_Task description_
Write out all entries word for word.

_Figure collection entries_
- - -

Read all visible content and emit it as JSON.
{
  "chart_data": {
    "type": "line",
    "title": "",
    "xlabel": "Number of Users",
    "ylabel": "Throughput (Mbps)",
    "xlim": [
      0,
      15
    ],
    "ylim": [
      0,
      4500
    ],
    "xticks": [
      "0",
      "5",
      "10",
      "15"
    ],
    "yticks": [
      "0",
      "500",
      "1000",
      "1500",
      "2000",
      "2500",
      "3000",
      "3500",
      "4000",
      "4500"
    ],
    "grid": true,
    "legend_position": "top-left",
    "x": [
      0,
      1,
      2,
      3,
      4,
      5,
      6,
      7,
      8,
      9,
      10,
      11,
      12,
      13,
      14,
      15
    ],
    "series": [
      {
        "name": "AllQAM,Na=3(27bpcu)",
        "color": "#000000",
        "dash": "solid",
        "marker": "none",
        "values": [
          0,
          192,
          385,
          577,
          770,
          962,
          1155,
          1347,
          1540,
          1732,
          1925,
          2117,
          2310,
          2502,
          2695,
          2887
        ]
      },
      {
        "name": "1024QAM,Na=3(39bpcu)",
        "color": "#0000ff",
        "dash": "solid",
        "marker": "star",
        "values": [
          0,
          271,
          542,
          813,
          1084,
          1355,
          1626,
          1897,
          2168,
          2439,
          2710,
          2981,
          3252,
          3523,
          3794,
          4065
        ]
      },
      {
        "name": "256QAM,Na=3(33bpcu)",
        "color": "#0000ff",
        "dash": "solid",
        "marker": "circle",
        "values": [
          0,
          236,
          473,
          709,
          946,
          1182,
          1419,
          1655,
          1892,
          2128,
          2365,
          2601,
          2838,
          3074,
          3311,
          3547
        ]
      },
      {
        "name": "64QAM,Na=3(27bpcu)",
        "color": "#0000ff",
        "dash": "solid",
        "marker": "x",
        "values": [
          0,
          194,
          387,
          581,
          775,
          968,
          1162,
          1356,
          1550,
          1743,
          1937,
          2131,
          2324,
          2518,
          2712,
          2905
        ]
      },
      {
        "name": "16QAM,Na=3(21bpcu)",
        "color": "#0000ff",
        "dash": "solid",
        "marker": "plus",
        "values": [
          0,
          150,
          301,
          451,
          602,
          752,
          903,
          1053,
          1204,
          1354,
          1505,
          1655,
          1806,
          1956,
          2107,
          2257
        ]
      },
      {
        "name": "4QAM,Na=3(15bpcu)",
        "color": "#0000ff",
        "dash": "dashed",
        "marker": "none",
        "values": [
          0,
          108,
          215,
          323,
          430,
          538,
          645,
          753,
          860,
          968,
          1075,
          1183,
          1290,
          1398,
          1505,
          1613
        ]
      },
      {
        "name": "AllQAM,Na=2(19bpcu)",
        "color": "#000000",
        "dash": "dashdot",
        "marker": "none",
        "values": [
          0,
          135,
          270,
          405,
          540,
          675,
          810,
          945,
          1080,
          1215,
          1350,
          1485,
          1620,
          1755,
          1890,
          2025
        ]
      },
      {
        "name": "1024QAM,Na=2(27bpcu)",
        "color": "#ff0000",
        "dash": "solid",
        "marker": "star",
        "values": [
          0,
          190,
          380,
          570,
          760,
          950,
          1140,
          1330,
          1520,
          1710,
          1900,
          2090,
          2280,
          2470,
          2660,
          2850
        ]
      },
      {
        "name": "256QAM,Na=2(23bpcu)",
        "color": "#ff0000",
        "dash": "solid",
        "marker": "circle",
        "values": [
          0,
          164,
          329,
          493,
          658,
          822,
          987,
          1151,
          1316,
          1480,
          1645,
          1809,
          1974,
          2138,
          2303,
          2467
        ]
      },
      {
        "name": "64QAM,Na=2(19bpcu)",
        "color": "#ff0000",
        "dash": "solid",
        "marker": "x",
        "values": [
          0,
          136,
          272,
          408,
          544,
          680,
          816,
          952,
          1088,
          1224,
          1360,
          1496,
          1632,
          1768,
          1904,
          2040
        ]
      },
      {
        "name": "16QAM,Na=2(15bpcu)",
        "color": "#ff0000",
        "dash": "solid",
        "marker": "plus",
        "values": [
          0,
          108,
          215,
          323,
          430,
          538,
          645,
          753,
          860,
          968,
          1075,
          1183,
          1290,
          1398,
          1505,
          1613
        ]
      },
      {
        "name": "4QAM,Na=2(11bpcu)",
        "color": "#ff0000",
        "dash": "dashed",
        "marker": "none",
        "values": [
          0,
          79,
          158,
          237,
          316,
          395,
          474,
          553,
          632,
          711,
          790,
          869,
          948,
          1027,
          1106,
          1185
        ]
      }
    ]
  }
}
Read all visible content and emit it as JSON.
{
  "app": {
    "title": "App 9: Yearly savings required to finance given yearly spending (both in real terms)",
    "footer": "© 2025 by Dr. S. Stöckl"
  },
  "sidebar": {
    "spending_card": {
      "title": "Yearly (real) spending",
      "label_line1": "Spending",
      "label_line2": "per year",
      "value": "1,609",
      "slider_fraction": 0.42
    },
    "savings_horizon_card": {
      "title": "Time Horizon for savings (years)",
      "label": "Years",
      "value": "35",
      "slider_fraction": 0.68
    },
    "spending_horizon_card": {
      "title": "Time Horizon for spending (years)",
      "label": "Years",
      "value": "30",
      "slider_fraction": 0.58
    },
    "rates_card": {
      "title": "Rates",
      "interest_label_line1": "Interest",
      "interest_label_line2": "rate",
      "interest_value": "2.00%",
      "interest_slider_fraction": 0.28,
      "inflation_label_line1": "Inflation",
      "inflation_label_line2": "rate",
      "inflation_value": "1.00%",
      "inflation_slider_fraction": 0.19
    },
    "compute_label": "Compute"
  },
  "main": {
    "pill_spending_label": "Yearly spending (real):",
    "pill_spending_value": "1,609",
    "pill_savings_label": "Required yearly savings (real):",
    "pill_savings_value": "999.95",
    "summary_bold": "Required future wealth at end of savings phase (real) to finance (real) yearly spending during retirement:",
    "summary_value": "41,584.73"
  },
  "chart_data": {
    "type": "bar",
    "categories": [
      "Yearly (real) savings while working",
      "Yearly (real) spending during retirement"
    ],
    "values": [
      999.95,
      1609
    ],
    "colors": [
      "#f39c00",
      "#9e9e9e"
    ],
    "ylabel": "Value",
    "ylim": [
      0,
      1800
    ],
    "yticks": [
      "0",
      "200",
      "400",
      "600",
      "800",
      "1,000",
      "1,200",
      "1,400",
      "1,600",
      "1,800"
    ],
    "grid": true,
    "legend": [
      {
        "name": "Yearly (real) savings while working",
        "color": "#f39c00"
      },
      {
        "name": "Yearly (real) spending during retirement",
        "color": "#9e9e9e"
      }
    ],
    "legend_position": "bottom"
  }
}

- - -

_Answer for the task_
Read all visible content and emit it as JSON.
{
  "chart_data": {
    "type": "line",
    "title": "",
    "xlabel": "Number of Users",
    "ylabel": "Throughput (Mbps)",
    "xlim": [
      0,
      15
    ],
    "ylim": [
      0,
      4500
    ],
    "xticks": [
      "0",
      "5",
      "10",
      "15"
    ],
    "yticks": [
      "0",
      "500",
      "1000",
      "1500",
      "2000",
      "2500",
      "3000",
      "3500",
      "4000",
      "4500"
    ],
    "grid": true,
    "legend_position": "top-left",
    "x": [
      0,
      1,
      2,
      3,
      4,
      5,
      6,
      7,
      8,
      9,
      10,
      11,
      12,
      13,
      14,
      15
    ],
    "series": [
      {
        "name": "AllQAM,Na=3(27bpcu)",
        "color": "#000000",
        "dash": "solid",
        "marker": "none",
        "values": [
          0,
          192,
          385,
          577,
          770,
          962,
          1155,
          1347,
          1540,
          1732,
          1925,
          2117,
          2310,
          2502,
          2695,
          2887
        ]
      },
      {
        "name": "1024QAM,Na=3(39bpcu)",
        "color": "#0000ff",
        "dash": "solid",
        "marker": "star",
        "values": [
          0,
          271,
          542,
          813,
          1084,
          1355,
          1626,
          1897,
          2168,
          2439,
          2710,
          2981,
          3252,
          3523,
          3794,
          4065
        ]
      },
      {
        "name": "256QAM,Na=3(33bpcu)",
        "color": "#0000ff",
        "dash": "solid",
        "marker": "circle",
        "values": [
          0,
          236,
          473,
          709,
          946,
          1182,
          1419,
          1655,
          1892,
          2128,
          2365,
          2601,
          2838,
          3074,
          3311,
          3547
        ]
      },
      {
        "name": "64QAM,Na=3(27bpcu)",
        "color": "#0000ff",
        "dash": "solid",
        "marker": "x",
        "values": [
          0,
          194,
          387,
          581,
          775,
          968,
          1162,
          1356,
          1550,
          1743,
          1937,
          2131,
          2324,
          2518,
          2712,
          2905
        ]
      },
      {
        "name": "16QAM,Na=3(21bpcu)",
        "color": "#0000ff",
        "dash": "solid",
        "marker": "plus",
        "values": [
          0,
          150,
          301,
          451,
          602,
          752,
          903,
          1053,
          1204,
          1354,
          1505,
          1655,
          1806,
          1956,
          2107,
          2257
        ]
      },
      {
        "name": "4QAM,Na=3(15bpcu)",
        "color": "#0000ff",
        "dash": "dashed",
        "marker": "none",
        "values": [
          0,
          108,
          215,
          323,
          430,
          538,
          645,
          753,
          860,
          968,
          1075,
          1183,
          1290,
          1398,
          1505,
          1613
        ]
      },
      {
        "name": "AllQAM,Na=2(19bpcu)",
        "color": "#000000",
        "dash": "dashdot",
        "marker": "none",
        "values": [
          0,
          135,
          270,
          405,
          540,
          675,
          810,
          945,
          1080,
          1215,
          1350,
          1485,
          1620,
          1755,
          1890,
          2025
        ]
      },
      {
        "name": "1024QAM,Na=2(27bpcu)",
        "color": "#ff0000",
        "dash": "solid",
        "marker": "star",
        "values": [
          0,
          190,
          380,
          570,
          760,
          950,
          1140,
          1330,
          1520,
          1710,
          1900,
          2090,
          2280,
          2470,
          2660,
          2850
        ]
      },
      {
        "name": "256QAM,Na=2(23bpcu)",
        "color": "#ff0000",
        "dash": "solid",
        "marker": "circle",
        "values": [
          0,
          164,
          329,
          493,
          658,
          822,
          987,
          1151,
          1316,
          1480,
          1645,
          1809,
          1974,
          2138,
          2303,
          2467
        ]
      },
      {
        "name": "64QAM,Na=2(19bpcu)",
        "color": "#ff0000",
        "dash": "solid",
        "marker": "x",
        "values": [
          0,
          136,
          272,
          408,
          544,
          680,
          816,
          952,
          1088,
          1224,
          1360,
          1496,
          1632,
          1768,
          1904,
          2040
        ]
      },
      {
        "name": "16QAM,Na=2(15bpcu)",
        "color": "#ff0000",
        "dash": "solid",
        "marker": "plus",
        "values": [
          0,
          108,
          215,
          323,
          430,
          538,
          645,
          753,
          860,
          968,
          1075,
          1183,
          1290,
          1398,
          1505,
          1613
        ]
      },
      {
        "name": "4QAM,Na=2(11bpcu)",
        "color": "#ff0000",
        "dash": "dashed",
        "marker": "none",
        "values": [
          0,
          79,
          158,
          237,
          316,
          395,
          474,
          553,
          632,
          711,
          790,
          869,
          948,
          1027,
          1106,
          1185
        ]
      }
    ]
  }
}
Read all visible content and emit it as JSON.
{
  "app": {
    "title": "App 9: Yearly savings required to finance given yearly spending (both in real terms)",
    "footer": "© 2025 by Dr. S. Stöckl"
  },
  "sidebar": {
    "spending_card": {
      "title": "Yearly (real) spending",
      "label_line1": "Spending",
      "label_line2": "per year",
      "value": "1,609",
      "slider_fraction": 0.42
    },
    "savings_horizon_card": {
      "title": "Time Horizon for savings (years)",
      "label": "Years",
      "value": "35",
      "slider_fraction": 0.68
    },
    "spending_horizon_card": {
      "title": "Time Horizon for spending (years)",
      "label": "Years",
      "value": "30",
      "slider_fraction": 0.58
    },
    "rates_card": {
      "title": "Rates",
      "interest_label_line1": "Interest",
      "interest_label_line2": "rate",
      "interest_value": "2.00%",
      "interest_slider_fraction": 0.28,
      "inflation_label_line1": "Inflation",
      "inflation_label_line2": "rate",
      "inflation_value": "1.00%",
      "inflation_slider_fraction": 0.19
    },
    "compute_label": "Compute"
  },
  "main": {
    "pill_spending_label": "Yearly spending (real):",
    "pill_spending_value": "1,609",
    "pill_savings_label": "Required yearly savings (real):",
    "pill_savings_value": "999.95",
    "summary_bold": "Required future wealth at end of savings phase (real) to finance (real) yearly spending during retirement:",
    "summary_value": "41,584.73"
  },
  "chart_data": {
    "type": "bar",
    "categories": [
      "Yearly (real) savings while working",
      "Yearly (real) spending during retirement"
    ],
    "values": [
      999.95,
      1609
    ],
    "colors": [
      "#f39c00",
      "#9e9e9e"
    ],
    "ylabel": "Value",
    "ylim": [
      0,
      1800
    ],
    "yticks": [
      "0",
      "200",
      "400",
      "600",
      "800",
      "1,000",
      "1,200",
      "1,400",
      "1,600",
      "1,800"
    ],
    "grid": true,
    "legend": [
      {
        "name": "Yearly (real) savings while working",
        "color": "#f39c00"
      },
      {
        "name": "Yearly (real) spending during retirement",
        "color": "#9e9e9e"
      }
    ],
    "legend_position": "bottom"
  }
}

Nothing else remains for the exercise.